Count the lines in the data below where the string "mucho" occurs, please, and give the number alone.
****
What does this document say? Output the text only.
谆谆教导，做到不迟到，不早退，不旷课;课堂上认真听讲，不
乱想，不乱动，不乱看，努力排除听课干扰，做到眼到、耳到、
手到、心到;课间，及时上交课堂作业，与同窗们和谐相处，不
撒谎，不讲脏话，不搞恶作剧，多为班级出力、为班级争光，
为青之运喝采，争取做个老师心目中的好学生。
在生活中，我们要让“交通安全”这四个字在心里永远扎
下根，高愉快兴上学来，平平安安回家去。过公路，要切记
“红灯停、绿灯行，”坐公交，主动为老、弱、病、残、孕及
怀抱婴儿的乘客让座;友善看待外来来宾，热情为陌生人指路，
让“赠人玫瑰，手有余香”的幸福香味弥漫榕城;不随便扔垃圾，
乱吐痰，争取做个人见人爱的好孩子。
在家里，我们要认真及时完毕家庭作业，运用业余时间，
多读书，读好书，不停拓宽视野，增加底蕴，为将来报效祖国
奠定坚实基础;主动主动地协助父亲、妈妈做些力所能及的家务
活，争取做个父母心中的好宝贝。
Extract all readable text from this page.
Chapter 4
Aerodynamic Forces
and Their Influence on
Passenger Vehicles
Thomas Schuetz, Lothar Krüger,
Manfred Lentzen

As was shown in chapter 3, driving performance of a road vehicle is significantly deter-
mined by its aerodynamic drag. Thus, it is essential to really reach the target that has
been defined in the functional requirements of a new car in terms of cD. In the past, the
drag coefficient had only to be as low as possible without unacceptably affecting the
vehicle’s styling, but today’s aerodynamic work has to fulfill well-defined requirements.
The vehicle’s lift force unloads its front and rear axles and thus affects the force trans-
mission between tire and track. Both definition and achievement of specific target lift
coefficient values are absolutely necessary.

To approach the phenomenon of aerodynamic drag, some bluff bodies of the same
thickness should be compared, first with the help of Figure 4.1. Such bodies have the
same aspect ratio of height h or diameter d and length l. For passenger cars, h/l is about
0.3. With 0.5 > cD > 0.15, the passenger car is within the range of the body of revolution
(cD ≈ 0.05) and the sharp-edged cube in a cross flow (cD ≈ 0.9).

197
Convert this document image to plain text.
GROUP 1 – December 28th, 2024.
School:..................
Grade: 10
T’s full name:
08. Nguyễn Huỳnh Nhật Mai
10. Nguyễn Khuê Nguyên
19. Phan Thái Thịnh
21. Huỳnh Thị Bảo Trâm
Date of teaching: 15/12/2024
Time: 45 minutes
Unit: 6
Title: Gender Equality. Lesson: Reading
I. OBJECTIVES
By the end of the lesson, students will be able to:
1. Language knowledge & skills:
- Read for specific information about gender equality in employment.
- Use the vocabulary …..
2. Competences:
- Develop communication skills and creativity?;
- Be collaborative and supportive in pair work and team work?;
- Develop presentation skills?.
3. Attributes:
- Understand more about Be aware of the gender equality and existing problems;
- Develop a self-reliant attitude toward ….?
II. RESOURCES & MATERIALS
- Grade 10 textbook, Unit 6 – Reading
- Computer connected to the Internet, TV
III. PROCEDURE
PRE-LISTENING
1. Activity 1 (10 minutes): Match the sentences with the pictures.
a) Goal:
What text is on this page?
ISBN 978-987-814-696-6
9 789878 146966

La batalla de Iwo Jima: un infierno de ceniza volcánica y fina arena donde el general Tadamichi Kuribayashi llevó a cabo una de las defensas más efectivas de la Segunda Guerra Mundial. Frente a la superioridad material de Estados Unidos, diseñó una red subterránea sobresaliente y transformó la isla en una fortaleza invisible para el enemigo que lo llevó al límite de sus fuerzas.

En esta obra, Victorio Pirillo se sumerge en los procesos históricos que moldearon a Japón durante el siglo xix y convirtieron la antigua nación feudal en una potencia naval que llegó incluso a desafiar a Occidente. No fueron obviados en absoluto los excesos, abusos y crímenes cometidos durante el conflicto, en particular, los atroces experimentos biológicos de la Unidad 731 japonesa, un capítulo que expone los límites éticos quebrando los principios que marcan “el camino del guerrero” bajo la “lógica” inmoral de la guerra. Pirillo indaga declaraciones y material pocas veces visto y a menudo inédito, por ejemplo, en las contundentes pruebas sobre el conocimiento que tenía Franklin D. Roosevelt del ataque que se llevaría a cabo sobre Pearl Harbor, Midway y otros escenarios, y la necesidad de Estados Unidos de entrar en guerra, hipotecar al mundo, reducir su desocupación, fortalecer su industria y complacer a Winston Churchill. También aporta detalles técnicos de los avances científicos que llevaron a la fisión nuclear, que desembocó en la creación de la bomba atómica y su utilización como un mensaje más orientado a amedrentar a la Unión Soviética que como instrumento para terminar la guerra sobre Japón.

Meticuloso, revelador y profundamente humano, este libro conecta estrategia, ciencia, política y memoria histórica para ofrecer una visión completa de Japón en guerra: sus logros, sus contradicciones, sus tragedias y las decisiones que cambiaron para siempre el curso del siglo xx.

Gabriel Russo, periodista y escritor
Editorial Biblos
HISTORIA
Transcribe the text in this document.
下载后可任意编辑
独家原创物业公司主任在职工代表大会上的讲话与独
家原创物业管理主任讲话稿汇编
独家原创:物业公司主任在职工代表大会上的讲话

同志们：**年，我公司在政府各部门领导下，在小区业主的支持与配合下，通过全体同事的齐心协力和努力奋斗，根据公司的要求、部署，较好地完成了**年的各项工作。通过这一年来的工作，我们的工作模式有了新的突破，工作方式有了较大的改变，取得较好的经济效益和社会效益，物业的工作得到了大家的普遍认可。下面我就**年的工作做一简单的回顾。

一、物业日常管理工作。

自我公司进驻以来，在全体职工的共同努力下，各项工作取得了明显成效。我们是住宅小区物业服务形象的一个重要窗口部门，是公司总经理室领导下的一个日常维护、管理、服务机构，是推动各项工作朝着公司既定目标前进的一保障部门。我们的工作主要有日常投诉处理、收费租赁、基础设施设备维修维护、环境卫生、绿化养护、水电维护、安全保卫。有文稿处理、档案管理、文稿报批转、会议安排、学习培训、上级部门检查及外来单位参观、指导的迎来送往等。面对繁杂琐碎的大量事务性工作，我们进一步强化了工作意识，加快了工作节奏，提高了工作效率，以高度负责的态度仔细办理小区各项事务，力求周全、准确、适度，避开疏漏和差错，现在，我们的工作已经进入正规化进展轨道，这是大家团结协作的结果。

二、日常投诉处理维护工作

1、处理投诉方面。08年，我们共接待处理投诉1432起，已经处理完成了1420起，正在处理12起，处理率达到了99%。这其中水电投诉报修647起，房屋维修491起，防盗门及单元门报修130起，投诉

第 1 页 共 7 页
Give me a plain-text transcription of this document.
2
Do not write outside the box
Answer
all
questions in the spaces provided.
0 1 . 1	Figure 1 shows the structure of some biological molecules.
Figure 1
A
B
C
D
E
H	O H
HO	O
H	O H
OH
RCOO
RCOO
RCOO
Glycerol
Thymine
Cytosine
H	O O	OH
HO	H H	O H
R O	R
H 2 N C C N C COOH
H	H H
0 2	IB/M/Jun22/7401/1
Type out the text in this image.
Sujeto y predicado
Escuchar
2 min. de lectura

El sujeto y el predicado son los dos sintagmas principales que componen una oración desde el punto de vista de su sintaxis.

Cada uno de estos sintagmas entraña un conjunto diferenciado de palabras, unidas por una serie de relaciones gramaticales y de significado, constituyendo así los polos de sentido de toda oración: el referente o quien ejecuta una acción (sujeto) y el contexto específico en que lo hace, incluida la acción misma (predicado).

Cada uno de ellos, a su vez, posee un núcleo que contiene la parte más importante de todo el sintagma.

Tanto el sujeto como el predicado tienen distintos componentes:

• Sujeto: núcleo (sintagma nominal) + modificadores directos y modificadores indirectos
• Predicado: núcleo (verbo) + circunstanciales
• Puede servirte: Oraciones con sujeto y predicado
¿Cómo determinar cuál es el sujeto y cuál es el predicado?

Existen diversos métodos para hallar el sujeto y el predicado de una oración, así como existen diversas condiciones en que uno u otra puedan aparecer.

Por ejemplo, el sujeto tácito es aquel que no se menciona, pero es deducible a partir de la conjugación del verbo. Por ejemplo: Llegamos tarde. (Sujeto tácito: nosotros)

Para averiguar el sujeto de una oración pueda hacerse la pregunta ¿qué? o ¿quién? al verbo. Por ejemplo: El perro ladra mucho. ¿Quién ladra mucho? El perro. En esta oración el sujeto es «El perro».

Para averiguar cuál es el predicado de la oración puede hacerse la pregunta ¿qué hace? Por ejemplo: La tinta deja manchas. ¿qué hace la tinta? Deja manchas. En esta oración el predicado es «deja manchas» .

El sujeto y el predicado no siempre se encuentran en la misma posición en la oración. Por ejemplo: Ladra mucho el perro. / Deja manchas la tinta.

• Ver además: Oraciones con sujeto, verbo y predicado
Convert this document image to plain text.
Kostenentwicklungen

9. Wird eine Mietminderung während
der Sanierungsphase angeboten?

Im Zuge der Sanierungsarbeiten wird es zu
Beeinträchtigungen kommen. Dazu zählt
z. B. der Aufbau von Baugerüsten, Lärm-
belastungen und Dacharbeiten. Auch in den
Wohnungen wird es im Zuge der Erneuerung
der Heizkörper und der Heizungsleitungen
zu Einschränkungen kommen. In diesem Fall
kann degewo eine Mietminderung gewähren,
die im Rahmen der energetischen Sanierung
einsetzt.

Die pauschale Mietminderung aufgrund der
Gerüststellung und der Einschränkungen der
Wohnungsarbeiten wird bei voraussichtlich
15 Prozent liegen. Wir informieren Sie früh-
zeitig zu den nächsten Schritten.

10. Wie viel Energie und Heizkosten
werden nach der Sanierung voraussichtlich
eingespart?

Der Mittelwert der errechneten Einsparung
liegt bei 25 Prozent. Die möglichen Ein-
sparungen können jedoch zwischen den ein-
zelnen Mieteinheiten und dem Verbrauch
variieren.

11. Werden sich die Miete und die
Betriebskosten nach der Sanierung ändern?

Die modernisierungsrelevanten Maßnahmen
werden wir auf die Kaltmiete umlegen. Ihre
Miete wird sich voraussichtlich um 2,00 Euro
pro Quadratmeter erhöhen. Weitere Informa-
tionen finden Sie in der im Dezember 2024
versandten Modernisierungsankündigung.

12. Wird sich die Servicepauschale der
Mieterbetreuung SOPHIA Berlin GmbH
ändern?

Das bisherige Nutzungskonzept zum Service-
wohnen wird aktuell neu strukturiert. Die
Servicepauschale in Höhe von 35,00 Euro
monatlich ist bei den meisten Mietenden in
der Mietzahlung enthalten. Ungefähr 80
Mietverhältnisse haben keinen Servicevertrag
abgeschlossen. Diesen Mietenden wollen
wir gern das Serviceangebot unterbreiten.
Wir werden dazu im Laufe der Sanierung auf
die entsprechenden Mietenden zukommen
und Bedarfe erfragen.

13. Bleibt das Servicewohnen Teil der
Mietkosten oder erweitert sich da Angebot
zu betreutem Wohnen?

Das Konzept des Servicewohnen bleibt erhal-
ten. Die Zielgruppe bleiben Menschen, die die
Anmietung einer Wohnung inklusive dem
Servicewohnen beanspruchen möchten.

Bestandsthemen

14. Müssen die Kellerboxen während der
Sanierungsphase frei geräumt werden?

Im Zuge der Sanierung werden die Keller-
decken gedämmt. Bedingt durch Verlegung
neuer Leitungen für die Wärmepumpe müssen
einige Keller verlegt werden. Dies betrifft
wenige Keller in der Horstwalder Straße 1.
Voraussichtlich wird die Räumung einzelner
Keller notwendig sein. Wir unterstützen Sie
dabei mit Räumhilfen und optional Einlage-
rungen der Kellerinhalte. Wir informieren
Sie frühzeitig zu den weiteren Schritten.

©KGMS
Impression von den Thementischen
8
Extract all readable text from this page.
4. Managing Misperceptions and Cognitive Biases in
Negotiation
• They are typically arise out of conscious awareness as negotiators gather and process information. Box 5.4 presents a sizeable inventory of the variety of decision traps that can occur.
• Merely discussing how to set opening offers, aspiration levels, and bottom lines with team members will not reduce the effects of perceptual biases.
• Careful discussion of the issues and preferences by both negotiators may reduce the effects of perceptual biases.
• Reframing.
****
Full response
2